Dataset records:
== == ==

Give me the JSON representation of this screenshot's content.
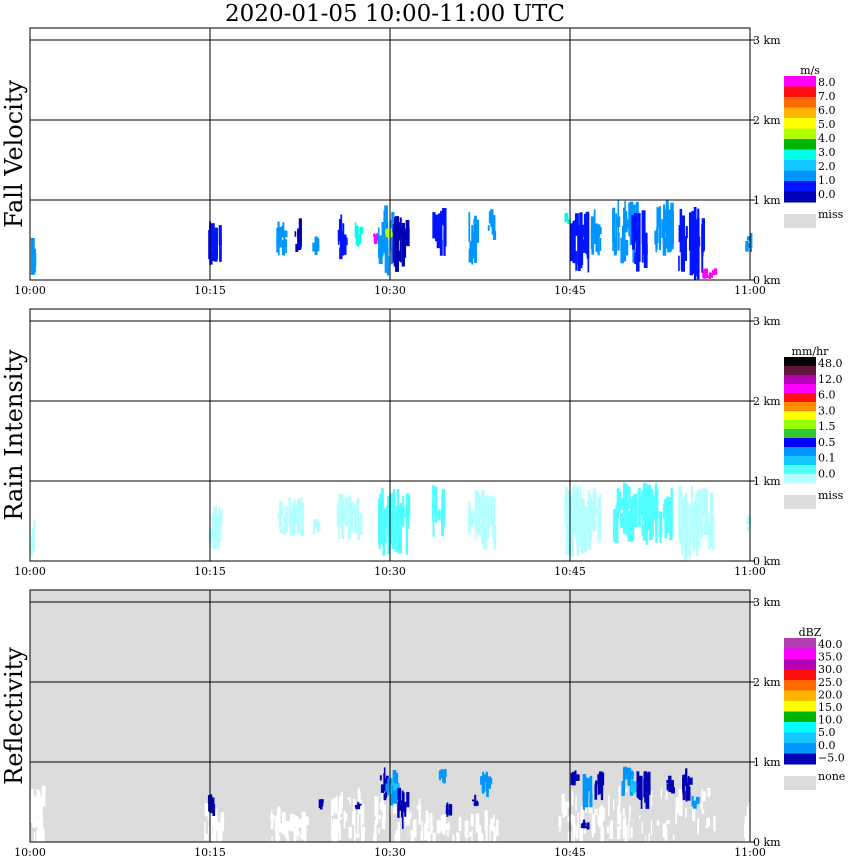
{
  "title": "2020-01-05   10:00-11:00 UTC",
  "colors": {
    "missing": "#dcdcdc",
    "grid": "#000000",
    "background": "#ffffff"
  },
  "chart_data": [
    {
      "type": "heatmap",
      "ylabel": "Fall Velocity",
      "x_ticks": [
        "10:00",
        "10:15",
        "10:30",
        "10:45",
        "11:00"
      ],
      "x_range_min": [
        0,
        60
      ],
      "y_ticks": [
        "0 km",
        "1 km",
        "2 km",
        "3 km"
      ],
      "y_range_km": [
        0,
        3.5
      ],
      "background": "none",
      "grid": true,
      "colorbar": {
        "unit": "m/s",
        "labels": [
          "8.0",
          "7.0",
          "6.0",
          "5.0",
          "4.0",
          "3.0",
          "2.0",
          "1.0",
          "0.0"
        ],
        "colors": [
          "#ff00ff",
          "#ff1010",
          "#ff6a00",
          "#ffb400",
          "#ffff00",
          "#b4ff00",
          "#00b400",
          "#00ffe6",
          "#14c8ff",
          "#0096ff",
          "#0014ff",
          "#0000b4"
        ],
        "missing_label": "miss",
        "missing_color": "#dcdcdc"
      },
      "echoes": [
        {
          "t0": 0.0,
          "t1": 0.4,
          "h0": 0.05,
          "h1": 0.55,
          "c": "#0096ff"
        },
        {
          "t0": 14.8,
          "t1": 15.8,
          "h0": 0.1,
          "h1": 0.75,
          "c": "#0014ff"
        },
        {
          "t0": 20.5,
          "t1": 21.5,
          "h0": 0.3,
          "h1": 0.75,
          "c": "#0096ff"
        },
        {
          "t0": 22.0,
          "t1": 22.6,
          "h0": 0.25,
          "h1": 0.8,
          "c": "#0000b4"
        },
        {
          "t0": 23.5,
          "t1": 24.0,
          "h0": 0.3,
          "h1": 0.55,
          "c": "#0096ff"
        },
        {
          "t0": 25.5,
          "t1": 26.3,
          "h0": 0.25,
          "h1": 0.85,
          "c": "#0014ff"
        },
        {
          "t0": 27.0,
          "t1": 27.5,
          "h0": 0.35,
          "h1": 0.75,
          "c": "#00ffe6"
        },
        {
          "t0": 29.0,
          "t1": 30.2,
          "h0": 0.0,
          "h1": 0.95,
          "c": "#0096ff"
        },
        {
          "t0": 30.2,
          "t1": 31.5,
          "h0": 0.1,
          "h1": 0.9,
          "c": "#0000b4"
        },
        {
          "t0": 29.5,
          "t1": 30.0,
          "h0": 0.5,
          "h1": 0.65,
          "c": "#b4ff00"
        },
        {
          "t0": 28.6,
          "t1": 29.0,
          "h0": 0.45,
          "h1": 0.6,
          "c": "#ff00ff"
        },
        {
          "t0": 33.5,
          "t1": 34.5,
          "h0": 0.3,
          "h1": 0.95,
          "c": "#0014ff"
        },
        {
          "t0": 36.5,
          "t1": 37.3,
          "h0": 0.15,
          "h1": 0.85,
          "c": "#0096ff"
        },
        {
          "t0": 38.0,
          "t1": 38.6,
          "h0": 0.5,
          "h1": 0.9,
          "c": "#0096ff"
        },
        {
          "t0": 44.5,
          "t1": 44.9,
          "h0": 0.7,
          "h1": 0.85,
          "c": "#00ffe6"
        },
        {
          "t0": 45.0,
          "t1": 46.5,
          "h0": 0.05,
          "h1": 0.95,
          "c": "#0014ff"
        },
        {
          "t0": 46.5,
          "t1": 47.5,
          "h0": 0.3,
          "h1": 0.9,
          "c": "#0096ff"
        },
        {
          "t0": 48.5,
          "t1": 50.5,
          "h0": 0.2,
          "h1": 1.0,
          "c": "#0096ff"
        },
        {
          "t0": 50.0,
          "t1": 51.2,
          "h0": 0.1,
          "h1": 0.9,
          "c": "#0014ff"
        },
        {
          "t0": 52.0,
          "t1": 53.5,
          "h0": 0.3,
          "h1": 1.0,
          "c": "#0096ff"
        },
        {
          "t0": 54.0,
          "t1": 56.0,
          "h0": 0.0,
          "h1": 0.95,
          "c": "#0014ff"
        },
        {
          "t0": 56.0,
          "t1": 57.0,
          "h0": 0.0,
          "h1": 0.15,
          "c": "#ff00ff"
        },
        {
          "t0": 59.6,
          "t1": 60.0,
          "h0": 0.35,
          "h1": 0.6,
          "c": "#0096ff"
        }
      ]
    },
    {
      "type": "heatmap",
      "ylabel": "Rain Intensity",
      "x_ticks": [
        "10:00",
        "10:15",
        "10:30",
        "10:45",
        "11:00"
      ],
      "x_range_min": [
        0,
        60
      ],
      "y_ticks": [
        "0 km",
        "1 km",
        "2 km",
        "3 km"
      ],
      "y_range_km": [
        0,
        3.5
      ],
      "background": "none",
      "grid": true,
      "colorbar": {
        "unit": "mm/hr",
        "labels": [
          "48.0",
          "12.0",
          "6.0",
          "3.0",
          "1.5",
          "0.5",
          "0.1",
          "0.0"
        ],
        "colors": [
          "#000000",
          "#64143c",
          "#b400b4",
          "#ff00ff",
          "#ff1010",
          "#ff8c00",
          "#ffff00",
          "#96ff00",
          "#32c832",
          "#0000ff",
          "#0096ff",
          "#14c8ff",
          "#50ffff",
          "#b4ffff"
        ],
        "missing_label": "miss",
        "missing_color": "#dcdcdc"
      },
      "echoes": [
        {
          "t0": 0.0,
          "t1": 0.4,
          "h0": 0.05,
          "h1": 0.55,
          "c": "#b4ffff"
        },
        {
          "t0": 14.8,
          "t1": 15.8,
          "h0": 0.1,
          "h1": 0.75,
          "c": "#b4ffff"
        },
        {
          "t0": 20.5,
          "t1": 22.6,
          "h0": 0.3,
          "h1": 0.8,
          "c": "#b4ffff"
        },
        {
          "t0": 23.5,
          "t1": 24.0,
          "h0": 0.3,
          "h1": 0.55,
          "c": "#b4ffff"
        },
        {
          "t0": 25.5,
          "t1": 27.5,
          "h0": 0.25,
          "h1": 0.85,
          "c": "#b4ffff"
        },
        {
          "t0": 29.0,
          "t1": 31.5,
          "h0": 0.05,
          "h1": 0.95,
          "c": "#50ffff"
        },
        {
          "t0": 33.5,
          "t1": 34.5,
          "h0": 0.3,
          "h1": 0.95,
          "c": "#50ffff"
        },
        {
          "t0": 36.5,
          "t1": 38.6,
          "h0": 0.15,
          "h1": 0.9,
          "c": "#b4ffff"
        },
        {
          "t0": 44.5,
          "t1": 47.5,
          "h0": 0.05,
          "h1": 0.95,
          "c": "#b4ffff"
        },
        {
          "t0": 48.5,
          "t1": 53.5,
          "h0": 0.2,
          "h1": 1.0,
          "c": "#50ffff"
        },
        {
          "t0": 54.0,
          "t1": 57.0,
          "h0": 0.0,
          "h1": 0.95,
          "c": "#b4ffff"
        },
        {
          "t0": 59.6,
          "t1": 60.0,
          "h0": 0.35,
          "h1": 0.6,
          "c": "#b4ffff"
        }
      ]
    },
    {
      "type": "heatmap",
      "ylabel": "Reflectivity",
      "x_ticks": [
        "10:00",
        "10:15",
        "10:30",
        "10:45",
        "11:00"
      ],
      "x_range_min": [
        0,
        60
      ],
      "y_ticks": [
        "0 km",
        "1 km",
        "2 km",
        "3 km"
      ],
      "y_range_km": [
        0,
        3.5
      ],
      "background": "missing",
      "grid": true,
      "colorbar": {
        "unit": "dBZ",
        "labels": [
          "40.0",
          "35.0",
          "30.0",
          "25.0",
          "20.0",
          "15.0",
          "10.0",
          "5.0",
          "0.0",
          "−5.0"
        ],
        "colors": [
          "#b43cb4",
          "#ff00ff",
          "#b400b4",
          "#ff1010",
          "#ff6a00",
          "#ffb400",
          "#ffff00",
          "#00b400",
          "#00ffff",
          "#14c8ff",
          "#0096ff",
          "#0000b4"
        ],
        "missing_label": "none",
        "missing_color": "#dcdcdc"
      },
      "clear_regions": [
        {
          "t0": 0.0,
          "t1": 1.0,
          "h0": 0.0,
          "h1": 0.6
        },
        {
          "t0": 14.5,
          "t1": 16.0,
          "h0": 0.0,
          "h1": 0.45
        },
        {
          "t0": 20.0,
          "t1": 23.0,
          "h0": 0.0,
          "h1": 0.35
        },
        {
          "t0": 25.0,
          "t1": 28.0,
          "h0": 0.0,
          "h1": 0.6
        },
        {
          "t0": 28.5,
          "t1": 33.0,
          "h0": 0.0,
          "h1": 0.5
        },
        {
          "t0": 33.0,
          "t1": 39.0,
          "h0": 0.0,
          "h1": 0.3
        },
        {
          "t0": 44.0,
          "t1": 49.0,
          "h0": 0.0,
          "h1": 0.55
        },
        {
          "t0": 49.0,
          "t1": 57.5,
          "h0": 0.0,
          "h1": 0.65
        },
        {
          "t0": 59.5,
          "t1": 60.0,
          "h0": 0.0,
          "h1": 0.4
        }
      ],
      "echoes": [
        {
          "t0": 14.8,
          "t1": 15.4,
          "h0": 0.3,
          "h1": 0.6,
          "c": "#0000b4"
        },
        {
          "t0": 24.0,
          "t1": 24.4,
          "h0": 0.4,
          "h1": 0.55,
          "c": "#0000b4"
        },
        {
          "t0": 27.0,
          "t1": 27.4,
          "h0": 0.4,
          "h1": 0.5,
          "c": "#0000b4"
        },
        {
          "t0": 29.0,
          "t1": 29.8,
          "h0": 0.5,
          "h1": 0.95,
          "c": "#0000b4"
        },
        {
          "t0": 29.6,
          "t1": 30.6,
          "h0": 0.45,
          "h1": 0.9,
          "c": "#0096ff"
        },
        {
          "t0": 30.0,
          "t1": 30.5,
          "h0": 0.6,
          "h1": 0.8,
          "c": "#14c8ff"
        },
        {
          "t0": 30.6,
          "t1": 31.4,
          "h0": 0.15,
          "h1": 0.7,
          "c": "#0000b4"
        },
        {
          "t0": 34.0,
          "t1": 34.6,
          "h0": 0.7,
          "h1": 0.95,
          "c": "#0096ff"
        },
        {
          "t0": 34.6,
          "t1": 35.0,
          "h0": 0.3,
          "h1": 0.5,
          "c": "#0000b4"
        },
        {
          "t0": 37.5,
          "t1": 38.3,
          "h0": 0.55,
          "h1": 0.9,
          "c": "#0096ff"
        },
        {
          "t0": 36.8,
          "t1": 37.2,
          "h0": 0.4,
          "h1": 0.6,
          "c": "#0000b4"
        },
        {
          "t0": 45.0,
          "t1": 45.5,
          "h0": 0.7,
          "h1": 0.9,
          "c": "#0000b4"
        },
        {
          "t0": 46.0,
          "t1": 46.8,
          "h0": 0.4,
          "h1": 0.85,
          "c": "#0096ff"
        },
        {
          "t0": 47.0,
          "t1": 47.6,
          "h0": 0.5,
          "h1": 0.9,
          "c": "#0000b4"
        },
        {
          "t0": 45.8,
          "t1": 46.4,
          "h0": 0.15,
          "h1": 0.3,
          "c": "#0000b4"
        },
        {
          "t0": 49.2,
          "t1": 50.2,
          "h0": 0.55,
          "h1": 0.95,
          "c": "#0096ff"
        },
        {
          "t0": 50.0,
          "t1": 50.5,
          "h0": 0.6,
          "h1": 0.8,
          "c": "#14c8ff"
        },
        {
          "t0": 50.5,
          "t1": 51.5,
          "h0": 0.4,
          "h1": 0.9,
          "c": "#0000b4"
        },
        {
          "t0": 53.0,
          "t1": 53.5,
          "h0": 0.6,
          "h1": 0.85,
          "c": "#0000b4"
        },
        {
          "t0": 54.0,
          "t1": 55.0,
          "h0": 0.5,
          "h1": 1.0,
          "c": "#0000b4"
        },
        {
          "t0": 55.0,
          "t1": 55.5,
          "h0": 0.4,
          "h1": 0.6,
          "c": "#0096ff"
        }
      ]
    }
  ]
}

== == ==

— Given exercise —
Copy every line from the records above that contains the word "background".

— Expected output —
    "background": "#ffffff"
      "background": "none",
      "background": "none",
      "background": "missing",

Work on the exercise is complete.